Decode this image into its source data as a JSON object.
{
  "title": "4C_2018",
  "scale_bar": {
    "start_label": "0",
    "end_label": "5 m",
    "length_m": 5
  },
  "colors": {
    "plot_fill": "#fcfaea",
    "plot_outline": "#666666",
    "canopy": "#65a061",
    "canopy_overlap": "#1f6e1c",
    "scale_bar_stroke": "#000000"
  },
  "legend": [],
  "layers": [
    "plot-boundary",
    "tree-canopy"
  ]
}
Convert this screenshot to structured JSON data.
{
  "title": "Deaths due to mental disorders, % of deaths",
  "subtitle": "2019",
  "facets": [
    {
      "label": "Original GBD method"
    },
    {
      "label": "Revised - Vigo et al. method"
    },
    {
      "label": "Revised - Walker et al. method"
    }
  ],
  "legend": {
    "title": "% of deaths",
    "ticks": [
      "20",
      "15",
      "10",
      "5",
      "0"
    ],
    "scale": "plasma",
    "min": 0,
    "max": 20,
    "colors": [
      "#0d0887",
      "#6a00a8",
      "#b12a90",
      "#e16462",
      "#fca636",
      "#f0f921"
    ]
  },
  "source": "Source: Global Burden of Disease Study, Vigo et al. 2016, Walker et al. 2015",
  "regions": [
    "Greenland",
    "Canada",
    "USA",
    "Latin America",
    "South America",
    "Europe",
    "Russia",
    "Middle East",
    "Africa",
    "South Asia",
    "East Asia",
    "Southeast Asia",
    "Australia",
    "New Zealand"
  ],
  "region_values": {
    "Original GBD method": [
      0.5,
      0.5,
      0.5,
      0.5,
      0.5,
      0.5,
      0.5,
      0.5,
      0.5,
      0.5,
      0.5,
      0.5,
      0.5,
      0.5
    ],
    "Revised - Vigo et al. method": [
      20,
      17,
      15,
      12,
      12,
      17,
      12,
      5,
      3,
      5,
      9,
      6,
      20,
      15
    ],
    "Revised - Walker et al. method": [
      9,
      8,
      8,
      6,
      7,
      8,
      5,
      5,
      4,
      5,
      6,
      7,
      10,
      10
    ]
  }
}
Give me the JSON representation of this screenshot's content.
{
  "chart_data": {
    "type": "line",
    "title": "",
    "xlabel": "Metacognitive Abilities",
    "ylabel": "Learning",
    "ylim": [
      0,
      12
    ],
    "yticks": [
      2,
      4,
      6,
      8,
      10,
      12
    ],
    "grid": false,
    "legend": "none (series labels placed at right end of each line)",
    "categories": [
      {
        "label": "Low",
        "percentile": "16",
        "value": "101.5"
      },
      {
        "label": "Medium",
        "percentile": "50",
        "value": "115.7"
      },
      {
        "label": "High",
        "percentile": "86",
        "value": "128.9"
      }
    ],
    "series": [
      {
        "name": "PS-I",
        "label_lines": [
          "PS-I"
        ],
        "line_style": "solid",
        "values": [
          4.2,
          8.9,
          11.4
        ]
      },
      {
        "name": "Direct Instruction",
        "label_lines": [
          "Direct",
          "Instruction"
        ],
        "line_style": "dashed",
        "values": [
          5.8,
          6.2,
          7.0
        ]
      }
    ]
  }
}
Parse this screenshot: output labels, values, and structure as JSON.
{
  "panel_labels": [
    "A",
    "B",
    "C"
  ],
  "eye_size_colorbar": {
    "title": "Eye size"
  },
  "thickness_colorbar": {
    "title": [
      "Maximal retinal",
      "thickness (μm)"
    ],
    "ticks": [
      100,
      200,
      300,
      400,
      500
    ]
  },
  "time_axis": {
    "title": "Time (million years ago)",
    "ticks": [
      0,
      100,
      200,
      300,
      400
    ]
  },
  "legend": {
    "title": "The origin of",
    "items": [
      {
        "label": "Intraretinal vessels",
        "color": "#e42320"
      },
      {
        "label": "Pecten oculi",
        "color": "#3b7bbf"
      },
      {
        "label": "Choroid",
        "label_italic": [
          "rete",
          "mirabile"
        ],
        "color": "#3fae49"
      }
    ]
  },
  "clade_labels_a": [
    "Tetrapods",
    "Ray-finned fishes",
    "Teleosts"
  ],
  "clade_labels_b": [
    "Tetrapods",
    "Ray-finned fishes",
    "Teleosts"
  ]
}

• _Exercise instructions_: Please quote every record above exactly as it appears.

• _Exercise response_:
Decode this image into its source data as a JSON object.
{
  "title": "4C_2018",
  "scale_bar": {
    "start_label": "0",
    "end_label": "5 m",
    "length_m": 5
  },
  "colors": {
    "plot_fill": "#fcfaea",
    "plot_outline": "#666666",
    "canopy": "#65a061",
    "canopy_overlap": "#1f6e1c",
    "scale_bar_stroke": "#000000"
  },
  "legend": [],
  "layers": [
    "plot-boundary",
    "tree-canopy"
  ]
}
Convert this screenshot to structured JSON data.
{
  "title": "Deaths due to mental disorders, % of deaths",
  "subtitle": "2019",
  "facets": [
    {
      "label": "Original GBD method"
    },
    {
      "label": "Revised - Vigo et al. method"
    },
    {
      "label": "Revised - Walker et al. method"
    }
  ],
  "legend": {
    "title": "% of deaths",
    "ticks": [
      "20",
      "15",
      "10",
      "5",
      "0"
    ],
    "scale": "plasma",
    "min": 0,
    "max": 20,
    "colors": [
      "#0d0887",
      "#6a00a8",
      "#b12a90",
      "#e16462",
      "#fca636",
      "#f0f921"
    ]
  },
  "source": "Source: Global Burden of Disease Study, Vigo et al. 2016, Walker et al. 2015",
  "regions": [
    "Greenland",
    "Canada",
    "USA",
    "Latin America",
    "South America",
    "Europe",
    "Russia",
    "Middle East",
    "Africa",
    "South Asia",
    "East Asia",
    "Southeast Asia",
    "Australia",
    "New Zealand"
  ],
  "region_values": {
    "Original GBD method": [
      0.5,
      0.5,
      0.5,
      0.5,
      0.5,
      0.5,
      0.5,
      0.5,
      0.5,
      0.5,
      0.5,
      0.5,
      0.5,
      0.5
    ],
    "Revised - Vigo et al. method": [
      20,
      17,
      15,
      12,
      12,
      17,
      12,
      5,
      3,
      5,
      9,
      6,
      20,
      15
    ],
    "Revised - Walker et al. method": [
      9,
      8,
      8,
      6,
      7,
      8,
      5,
      5,
      4,
      5,
      6,
      7,
      10,
      10
    ]
  }
}
Give me the JSON representation of this screenshot's content.
{
  "chart_data": {
    "type": "line",
    "title": "",
    "xlabel": "Metacognitive Abilities",
    "ylabel": "Learning",
    "ylim": [
      0,
      12
    ],
    "yticks": [
      2,
      4,
      6,
      8,
      10,
      12
    ],
    "grid": false,
    "legend": "none (series labels placed at right end of each line)",
    "categories": [
      {
        "label": "Low",
        "percentile": "16",
        "value": "101.5"
      },
      {
        "label": "Medium",
        "percentile": "50",
        "value": "115.7"
      },
      {
        "label": "High",
        "percentile": "86",
        "value": "128.9"
      }
    ],
    "series": [
      {
        "name": "PS-I",
        "label_lines": [
          "PS-I"
        ],
        "line_style": "solid",
        "values": [
          4.2,
          8.9,
          11.4
        ]
      },
      {
        "name": "Direct Instruction",
        "label_lines": [
          "Direct",
          "Instruction"
        ],
        "line_style": "dashed",
        "values": [
          5.8,
          6.2,
          7.0
        ]
      }
    ]
  }
}
Parse this screenshot: output labels, values, and structure as JSON.
{
  "panel_labels": [
    "A",
    "B",
    "C"
  ],
  "eye_size_colorbar": {
    "title": "Eye size"
  },
  "thickness_colorbar": {
    "title": [
      "Maximal retinal",
      "thickness (μm)"
    ],
    "ticks": [
      100,
      200,
      300,
      400,
      500
    ]
  },
  "time_axis": {
    "title": "Time (million years ago)",
    "ticks": [
      0,
      100,
      200,
      300,
      400
    ]
  },
  "legend": {
    "title": "The origin of",
    "items": [
      {
        "label": "Intraretinal vessels",
        "color": "#e42320"
      },
      {
        "label": "Pecten oculi",
        "color": "#3b7bbf"
      },
      {
        "label": "Choroid",
        "label_italic": [
          "rete",
          "mirabile"
        ],
        "color": "#3fae49"
      }
    ]
  },
  "clade_labels_a": [
    "Tetrapods",
    "Ray-finned fishes",
    "Teleosts"
  ],
  "clade_labels_b": [
    "Tetrapods",
    "Ray-finned fishes",
    "Teleosts"
  ]
}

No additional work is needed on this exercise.